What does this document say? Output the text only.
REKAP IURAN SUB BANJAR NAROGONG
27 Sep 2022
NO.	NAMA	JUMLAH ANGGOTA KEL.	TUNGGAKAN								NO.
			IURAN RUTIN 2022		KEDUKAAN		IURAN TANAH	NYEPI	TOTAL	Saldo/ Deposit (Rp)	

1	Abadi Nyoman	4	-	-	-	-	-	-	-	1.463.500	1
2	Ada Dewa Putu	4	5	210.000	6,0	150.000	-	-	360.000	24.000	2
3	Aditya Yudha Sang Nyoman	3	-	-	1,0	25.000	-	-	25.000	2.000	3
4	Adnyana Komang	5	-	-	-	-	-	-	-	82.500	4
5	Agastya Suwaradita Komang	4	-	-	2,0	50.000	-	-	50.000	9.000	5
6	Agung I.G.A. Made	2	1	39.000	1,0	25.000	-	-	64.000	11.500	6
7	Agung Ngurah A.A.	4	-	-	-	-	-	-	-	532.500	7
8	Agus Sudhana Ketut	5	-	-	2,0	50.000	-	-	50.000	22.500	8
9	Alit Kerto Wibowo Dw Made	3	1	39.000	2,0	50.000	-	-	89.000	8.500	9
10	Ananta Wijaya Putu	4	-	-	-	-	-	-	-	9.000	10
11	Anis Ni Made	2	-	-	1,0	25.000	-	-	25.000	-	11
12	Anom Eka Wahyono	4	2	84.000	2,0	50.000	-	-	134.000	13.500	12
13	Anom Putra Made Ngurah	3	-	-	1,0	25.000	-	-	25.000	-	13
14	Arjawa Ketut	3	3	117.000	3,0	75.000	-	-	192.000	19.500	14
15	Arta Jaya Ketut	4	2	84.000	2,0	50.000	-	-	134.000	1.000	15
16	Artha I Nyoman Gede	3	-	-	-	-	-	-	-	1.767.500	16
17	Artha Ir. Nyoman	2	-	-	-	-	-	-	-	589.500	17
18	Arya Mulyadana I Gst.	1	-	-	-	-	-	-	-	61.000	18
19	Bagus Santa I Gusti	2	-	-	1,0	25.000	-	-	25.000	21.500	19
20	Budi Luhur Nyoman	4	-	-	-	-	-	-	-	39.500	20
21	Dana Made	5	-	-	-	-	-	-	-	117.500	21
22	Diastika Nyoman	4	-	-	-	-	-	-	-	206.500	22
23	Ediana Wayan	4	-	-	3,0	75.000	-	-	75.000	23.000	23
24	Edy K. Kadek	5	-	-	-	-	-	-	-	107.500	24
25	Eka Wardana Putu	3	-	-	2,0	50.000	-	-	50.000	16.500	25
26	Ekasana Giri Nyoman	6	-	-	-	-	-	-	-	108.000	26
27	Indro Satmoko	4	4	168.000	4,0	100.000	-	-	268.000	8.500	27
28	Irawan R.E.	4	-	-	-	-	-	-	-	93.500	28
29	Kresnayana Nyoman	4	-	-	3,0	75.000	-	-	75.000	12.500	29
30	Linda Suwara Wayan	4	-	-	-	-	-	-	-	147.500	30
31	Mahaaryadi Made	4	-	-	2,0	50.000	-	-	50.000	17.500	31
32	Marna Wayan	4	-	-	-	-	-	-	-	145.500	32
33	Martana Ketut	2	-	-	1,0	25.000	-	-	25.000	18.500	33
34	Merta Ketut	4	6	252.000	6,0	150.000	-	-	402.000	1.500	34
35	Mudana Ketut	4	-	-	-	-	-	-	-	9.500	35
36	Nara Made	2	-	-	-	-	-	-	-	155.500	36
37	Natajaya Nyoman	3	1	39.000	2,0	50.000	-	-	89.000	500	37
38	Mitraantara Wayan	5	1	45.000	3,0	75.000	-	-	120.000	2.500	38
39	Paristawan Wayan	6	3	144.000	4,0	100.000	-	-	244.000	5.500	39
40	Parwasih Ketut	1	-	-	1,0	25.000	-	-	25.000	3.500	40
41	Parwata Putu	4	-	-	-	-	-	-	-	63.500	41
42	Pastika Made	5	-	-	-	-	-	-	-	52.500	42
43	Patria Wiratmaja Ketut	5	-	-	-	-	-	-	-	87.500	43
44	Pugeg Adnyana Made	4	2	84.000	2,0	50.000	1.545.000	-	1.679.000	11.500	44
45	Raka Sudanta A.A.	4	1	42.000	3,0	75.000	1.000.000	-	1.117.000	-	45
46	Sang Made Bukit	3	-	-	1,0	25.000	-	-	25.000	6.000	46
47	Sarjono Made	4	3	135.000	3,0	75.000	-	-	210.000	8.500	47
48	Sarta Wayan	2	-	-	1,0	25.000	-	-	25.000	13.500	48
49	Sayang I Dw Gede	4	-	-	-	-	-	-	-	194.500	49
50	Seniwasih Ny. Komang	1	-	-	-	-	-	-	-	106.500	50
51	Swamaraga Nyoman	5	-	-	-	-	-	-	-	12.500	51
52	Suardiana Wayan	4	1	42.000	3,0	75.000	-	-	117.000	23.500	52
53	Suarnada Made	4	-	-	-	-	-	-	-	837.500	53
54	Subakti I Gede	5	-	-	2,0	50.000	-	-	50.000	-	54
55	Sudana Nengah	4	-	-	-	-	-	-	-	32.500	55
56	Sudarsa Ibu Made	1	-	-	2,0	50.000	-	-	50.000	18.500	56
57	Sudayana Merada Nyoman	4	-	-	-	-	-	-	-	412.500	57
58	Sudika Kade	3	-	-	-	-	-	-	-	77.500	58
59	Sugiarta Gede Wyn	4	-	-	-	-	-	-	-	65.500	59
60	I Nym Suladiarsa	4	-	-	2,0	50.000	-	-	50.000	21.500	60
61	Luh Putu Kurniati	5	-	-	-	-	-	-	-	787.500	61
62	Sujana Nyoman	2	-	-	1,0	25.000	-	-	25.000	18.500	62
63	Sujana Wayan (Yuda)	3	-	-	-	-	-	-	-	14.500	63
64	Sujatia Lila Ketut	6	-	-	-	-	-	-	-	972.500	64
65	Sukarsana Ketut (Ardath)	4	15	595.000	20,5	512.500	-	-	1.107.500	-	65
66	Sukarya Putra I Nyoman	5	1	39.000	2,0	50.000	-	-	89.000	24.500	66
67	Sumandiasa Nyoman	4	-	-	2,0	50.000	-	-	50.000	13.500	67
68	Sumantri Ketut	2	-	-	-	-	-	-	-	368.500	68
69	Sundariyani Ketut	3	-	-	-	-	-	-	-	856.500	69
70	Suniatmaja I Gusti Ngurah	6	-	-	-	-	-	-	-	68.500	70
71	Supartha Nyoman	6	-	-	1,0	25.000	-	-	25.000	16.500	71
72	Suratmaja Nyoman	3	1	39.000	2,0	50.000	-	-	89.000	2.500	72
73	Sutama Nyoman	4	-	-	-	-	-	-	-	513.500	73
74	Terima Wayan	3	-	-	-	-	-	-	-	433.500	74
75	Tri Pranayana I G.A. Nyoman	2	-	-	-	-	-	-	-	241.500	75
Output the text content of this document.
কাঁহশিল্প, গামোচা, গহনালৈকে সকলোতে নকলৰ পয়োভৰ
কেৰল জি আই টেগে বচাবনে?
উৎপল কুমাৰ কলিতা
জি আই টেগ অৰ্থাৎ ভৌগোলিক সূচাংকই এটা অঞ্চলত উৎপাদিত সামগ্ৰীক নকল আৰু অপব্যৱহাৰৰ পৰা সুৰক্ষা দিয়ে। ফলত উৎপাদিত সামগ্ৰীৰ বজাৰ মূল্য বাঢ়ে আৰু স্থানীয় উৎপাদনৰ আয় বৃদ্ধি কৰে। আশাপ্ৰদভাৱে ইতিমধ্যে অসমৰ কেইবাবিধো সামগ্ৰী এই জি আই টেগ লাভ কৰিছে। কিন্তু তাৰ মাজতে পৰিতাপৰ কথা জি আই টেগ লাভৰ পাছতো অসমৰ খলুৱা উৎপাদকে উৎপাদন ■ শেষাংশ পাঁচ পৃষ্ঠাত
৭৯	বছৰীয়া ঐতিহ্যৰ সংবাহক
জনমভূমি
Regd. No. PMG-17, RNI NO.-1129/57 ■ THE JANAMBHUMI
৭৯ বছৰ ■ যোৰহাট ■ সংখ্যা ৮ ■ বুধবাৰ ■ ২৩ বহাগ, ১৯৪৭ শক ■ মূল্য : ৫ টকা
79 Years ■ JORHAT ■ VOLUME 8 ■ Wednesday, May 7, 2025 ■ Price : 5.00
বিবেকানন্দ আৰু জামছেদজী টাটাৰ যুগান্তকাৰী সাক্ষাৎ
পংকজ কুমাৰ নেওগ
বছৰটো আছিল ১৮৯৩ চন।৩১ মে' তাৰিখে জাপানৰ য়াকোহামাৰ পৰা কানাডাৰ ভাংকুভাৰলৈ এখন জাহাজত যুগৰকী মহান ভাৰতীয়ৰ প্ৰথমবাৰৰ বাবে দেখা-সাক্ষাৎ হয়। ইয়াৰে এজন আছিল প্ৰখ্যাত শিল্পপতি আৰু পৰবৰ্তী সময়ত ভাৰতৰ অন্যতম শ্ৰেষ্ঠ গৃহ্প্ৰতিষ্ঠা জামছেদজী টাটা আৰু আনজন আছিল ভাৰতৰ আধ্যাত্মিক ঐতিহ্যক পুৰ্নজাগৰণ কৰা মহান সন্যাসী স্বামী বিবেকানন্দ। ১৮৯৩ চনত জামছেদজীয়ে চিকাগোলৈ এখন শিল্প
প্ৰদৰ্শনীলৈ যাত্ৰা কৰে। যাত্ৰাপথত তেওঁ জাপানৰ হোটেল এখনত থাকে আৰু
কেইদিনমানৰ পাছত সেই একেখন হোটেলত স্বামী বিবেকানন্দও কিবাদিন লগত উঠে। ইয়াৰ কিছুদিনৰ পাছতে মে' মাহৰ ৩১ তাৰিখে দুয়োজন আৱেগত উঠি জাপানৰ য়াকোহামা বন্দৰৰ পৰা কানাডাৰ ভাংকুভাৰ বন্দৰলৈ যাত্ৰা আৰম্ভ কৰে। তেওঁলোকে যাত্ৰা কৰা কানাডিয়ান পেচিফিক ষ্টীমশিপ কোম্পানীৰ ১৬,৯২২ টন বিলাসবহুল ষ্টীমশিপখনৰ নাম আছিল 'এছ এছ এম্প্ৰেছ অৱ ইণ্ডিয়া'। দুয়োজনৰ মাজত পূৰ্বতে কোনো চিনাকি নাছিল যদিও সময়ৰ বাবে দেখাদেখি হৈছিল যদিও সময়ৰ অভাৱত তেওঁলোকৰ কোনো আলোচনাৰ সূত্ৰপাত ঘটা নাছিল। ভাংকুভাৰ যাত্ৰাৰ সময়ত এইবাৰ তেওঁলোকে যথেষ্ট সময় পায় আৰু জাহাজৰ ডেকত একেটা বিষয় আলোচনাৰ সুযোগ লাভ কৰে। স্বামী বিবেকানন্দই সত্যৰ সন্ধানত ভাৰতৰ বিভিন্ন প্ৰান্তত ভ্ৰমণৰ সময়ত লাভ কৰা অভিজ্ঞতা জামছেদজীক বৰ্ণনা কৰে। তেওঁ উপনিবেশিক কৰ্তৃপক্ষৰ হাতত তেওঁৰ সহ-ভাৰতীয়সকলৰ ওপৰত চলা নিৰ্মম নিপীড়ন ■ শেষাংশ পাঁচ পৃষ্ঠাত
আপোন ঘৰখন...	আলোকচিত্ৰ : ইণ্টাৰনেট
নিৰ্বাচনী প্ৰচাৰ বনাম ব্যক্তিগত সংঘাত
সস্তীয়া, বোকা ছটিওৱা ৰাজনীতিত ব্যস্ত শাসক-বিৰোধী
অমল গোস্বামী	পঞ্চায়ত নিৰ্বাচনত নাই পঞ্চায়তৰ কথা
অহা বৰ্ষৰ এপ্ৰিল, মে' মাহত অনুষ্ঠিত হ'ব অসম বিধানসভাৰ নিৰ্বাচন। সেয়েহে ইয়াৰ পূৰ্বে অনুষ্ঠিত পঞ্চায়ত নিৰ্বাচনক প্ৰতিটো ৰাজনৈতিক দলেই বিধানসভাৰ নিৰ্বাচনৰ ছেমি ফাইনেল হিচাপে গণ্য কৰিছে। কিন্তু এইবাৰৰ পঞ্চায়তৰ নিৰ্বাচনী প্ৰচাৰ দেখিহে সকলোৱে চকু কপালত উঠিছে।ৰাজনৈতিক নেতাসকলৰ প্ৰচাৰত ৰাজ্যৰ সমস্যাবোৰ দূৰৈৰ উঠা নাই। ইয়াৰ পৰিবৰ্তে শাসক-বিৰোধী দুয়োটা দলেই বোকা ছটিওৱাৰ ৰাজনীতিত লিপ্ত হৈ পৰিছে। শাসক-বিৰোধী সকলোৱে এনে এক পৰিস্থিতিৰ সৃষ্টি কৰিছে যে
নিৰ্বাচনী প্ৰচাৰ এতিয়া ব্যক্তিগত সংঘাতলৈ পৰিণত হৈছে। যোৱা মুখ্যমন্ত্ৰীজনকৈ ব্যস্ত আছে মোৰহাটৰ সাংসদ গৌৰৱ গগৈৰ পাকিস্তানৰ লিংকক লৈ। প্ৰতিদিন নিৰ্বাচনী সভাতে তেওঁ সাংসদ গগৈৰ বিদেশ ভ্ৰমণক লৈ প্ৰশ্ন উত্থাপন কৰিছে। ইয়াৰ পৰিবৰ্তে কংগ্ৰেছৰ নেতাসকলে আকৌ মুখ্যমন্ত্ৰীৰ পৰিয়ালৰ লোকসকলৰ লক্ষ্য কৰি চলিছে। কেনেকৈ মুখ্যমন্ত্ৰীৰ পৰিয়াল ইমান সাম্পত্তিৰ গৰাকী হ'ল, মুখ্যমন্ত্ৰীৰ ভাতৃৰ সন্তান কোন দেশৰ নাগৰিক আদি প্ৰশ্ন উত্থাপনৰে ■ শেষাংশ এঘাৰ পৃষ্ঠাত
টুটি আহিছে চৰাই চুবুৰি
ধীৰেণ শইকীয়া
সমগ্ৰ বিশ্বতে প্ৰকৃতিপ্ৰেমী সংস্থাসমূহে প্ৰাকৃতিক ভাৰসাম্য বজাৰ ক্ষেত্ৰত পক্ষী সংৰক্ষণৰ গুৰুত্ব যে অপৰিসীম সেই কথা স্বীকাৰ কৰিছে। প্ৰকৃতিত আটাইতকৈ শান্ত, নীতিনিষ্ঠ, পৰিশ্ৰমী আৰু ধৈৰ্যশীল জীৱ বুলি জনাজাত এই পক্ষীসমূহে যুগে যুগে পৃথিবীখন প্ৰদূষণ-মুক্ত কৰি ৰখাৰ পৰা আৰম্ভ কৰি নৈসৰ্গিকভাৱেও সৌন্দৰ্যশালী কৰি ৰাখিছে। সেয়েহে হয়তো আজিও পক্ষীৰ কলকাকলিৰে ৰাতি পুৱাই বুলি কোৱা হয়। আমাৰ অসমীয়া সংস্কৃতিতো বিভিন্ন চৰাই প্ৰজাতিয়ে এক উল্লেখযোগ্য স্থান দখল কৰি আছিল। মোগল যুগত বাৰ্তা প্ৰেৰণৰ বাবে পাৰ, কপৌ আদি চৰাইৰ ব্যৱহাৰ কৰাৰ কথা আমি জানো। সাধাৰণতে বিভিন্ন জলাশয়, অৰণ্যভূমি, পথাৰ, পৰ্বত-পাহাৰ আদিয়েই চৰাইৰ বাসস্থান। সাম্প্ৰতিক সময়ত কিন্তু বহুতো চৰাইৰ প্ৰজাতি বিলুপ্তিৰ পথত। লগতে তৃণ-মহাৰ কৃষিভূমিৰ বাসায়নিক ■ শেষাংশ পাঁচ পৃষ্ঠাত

- **WHAT NEEDS TO BE DONE**: Isolate each line of the listing above that includes "this". Copy it.

- **IN RESPONSE**:
What does this document say? Output the text only.
Output the text content of this document.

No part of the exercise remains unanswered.